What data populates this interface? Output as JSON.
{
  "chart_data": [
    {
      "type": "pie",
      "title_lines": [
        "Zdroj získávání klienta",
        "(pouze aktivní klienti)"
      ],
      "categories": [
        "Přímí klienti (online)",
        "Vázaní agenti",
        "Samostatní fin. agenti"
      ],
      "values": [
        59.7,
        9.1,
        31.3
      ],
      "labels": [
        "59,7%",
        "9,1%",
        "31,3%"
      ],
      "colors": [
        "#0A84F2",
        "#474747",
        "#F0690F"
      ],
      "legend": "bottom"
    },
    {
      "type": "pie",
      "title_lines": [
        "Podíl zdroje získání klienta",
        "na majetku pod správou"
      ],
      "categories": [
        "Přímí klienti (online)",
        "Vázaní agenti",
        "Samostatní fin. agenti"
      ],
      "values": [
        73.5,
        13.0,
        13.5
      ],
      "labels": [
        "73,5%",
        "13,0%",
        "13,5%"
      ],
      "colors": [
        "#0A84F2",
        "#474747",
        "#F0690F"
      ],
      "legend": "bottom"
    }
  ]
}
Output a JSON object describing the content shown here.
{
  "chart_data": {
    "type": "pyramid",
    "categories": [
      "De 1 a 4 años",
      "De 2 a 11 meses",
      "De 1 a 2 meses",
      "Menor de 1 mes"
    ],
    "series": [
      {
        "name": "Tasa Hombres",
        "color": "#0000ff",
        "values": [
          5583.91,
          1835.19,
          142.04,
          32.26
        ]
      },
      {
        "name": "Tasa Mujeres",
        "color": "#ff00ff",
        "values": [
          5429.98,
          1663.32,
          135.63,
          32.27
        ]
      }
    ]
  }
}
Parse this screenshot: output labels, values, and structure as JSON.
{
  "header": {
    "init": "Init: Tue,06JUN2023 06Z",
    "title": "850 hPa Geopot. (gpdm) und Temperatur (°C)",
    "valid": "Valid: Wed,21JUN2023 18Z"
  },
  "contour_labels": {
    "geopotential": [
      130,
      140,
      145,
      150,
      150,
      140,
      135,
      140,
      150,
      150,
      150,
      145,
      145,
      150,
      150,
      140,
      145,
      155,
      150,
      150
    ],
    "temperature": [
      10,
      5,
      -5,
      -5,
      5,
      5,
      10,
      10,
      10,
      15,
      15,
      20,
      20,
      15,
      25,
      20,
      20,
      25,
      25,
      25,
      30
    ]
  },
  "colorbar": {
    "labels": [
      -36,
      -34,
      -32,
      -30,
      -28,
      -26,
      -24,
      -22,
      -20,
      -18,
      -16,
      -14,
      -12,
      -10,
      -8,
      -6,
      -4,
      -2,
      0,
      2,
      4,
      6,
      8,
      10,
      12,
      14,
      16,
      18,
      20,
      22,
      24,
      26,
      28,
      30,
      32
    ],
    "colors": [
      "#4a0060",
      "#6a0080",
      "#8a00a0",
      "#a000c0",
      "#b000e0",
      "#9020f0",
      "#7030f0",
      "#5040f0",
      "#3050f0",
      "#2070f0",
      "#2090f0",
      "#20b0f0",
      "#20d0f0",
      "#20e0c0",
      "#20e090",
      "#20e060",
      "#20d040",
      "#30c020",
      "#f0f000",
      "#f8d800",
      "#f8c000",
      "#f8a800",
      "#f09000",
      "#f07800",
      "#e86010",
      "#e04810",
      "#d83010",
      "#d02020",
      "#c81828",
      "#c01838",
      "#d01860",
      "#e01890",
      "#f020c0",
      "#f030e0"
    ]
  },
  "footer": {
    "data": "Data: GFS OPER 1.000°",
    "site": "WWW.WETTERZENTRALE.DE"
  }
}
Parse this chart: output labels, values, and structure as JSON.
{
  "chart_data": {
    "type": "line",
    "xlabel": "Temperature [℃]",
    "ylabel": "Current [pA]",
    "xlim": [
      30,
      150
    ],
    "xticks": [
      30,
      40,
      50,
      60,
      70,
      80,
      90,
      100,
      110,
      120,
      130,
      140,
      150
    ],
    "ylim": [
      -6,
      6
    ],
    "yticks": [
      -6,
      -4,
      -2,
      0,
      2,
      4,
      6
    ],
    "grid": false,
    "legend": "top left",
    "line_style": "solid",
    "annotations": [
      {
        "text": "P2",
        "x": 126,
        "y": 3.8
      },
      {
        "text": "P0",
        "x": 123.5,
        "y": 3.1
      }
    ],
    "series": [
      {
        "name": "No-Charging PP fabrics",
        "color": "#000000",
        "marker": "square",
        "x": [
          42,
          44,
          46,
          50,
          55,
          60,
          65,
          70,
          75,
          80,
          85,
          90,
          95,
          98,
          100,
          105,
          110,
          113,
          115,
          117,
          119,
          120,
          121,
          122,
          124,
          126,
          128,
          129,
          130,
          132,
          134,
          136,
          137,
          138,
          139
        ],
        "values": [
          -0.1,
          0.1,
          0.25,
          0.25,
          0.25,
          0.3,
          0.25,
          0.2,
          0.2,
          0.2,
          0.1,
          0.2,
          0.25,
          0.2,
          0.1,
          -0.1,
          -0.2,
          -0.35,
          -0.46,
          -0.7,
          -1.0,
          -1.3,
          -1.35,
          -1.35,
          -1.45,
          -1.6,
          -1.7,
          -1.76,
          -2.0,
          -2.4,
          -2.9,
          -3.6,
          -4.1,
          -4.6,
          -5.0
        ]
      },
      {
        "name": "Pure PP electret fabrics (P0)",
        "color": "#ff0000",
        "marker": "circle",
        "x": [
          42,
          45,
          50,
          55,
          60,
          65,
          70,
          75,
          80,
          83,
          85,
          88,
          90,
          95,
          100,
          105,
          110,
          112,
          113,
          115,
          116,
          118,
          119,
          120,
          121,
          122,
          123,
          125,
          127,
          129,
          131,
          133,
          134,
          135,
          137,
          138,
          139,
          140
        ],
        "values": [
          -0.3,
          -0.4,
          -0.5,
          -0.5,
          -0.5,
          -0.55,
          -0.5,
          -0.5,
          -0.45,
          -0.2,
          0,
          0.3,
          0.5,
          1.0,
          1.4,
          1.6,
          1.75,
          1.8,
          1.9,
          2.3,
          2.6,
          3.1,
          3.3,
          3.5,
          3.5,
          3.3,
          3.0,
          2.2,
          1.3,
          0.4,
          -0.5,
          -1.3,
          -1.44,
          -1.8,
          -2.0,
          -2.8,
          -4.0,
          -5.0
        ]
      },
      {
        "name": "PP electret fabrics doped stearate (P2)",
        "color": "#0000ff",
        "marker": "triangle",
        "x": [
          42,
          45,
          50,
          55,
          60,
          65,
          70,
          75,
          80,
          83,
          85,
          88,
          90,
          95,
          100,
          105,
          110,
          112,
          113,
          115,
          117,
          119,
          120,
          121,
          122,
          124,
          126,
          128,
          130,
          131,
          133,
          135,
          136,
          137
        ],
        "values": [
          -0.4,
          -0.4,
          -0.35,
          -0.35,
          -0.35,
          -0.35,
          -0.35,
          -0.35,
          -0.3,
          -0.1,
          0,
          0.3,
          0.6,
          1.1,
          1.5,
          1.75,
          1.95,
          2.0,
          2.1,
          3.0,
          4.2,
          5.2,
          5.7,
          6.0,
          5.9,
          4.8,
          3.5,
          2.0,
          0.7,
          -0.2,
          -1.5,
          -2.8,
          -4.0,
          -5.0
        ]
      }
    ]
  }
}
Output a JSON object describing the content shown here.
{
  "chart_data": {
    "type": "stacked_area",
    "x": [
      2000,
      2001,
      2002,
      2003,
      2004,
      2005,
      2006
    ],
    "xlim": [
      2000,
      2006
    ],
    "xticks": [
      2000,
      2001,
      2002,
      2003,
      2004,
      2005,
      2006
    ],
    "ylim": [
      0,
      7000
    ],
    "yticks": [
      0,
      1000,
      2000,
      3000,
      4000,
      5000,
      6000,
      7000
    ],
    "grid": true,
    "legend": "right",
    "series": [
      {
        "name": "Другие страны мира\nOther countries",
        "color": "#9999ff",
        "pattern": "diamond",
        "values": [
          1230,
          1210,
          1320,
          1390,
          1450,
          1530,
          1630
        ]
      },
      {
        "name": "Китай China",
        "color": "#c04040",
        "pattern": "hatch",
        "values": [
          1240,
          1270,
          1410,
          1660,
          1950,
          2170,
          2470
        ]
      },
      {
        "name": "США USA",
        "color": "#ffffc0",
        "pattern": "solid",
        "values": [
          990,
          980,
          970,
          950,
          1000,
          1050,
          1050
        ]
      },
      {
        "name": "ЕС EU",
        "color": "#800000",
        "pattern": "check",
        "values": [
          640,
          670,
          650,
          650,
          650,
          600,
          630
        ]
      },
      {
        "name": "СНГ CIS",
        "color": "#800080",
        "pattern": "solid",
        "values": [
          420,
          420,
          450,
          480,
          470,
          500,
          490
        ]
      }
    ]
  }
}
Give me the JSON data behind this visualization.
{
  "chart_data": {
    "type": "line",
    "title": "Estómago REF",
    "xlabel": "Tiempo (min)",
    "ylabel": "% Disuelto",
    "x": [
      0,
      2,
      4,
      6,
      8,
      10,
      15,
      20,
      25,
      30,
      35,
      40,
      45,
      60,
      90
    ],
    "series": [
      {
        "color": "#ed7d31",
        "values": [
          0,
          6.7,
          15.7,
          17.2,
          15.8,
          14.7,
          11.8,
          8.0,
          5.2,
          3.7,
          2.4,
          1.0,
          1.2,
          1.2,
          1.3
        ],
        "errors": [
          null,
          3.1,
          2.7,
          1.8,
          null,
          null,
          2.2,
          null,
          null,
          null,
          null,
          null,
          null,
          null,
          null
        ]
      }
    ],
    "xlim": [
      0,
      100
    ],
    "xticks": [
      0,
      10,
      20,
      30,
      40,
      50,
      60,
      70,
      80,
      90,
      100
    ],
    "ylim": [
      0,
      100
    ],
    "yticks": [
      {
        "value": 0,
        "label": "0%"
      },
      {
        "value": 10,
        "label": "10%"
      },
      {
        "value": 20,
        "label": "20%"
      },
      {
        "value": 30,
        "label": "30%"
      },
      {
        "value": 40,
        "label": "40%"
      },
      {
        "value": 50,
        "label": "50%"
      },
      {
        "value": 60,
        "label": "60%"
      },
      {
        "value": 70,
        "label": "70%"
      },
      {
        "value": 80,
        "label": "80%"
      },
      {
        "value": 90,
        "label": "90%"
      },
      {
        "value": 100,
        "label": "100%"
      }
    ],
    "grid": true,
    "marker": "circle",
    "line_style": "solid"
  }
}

┄┄┄┄┄┄

(What to do) Using the material above, count the lines containing the word "legend". Reply with the number alone.

(Task output) 4